• SET EXERCISE:
Can you repeat these lines with "series-line" replaced by "data-line" everywhere, changing nothing else and leaving out the picture?

• RAW RECORDS:

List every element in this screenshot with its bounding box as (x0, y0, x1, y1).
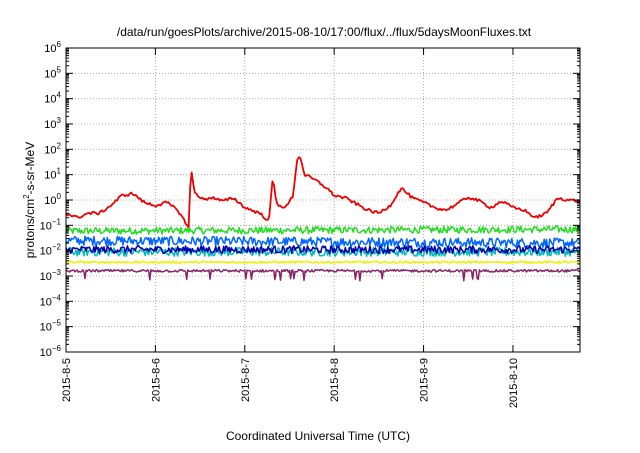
y-tick-label: 102 (44, 141, 61, 156)
series-line (65, 225, 581, 235)
x-tick-label: 2015-8-7 (240, 358, 252, 402)
y-tick-label: 105 (44, 65, 61, 80)
x-tick-label: 2015-8-10 (508, 358, 520, 408)
plot-series (65, 156, 581, 282)
y-tick-label: 101 (44, 167, 61, 182)
y-tick-label: 10−5 (40, 319, 62, 334)
x-tick-label: 2015-8-8 (329, 358, 341, 402)
y-tick-label: 10−2 (40, 243, 62, 258)
y-tick-label: 103 (44, 116, 61, 131)
series-line (65, 235, 581, 249)
tick-marks (65, 47, 580, 353)
y-tick-label: 104 (44, 91, 61, 106)
y-tick-label: 100 (44, 192, 61, 207)
y-tick-label: 10−4 (40, 293, 62, 308)
x-axis-label: Coordinated Universal Time (UTC) (226, 429, 410, 443)
series-line (65, 156, 581, 229)
series-line (65, 268, 581, 282)
series-line (65, 246, 581, 257)
x-tick-label: 2015-8-5 (61, 358, 73, 402)
chart-title: /data/run/goesPlots/archive/2015-08-10/1… (117, 25, 532, 39)
x-tick-label: 2015-8-9 (419, 358, 431, 402)
y-axis-label: protons/cm2-s-sr-MeV (22, 142, 37, 258)
y-tick-label: 10−6 (40, 344, 62, 359)
series-line (65, 260, 581, 264)
y-tick-labels: 10−6 10−5 10−4 10−3 10−2 10−1 100 101 102 103 104 1… (40, 40, 62, 359)
y-tick-label: 10−3 (40, 268, 62, 283)
series-line (65, 245, 581, 255)
y-tick-label: 10−1 (40, 217, 62, 232)
x-tick-labels: 2015-8-5 2015-8-6 2015-8-7 2015-8-8 2015-8-9… (61, 358, 520, 408)
x-tick-label: 2015-8-6 (150, 358, 162, 402)
y-tick-label: 106 (44, 40, 61, 55)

• TASK SOLUTION:
List every element in this screenshot with its bounding box as (x0, y0, x1, y1).
y-tick-label: 102 (44, 141, 61, 156)
data-line (65, 225, 581, 235)
x-tick-label: 2015-8-7 (240, 358, 252, 402)
y-tick-label: 105 (44, 65, 61, 80)
x-tick-label: 2015-8-10 (508, 358, 520, 408)
plot-series (65, 156, 581, 282)
y-tick-label: 101 (44, 167, 61, 182)
y-tick-label: 10−5 (40, 319, 62, 334)
x-tick-label: 2015-8-8 (329, 358, 341, 402)
y-tick-label: 10−2 (40, 243, 62, 258)
y-tick-label: 103 (44, 116, 61, 131)
data-line (65, 235, 581, 249)
tick-marks (65, 47, 580, 353)
y-tick-label: 104 (44, 91, 61, 106)
y-tick-label: 100 (44, 192, 61, 207)
y-tick-label: 10−4 (40, 293, 62, 308)
x-axis-label: Coordinated Universal Time (UTC) (226, 429, 410, 443)
data-line (65, 156, 581, 229)
data-line (65, 268, 581, 282)
data-line (65, 246, 581, 257)
x-tick-label: 2015-8-5 (61, 358, 73, 402)
chart-title: /data/run/goesPlots/archive/2015-08-10/1… (117, 25, 532, 39)
x-tick-label: 2015-8-9 (419, 358, 431, 402)
y-axis-label: protons/cm2-s-sr-MeV (22, 142, 37, 258)
y-tick-label: 10−6 (40, 344, 62, 359)
data-line (65, 260, 581, 264)
y-tick-labels: 10−6 10−5 10−4 10−3 10−2 10−1 100 101 102 103 104 1… (40, 40, 62, 359)
y-tick-label: 10−3 (40, 268, 62, 283)
data-line (65, 245, 581, 255)
y-tick-label: 10−1 (40, 217, 62, 232)
x-tick-labels: 2015-8-5 2015-8-6 2015-8-7 2015-8-8 2015-8-9… (61, 358, 520, 408)
x-tick-label: 2015-8-6 (150, 358, 162, 402)
y-tick-label: 106 (44, 40, 61, 55)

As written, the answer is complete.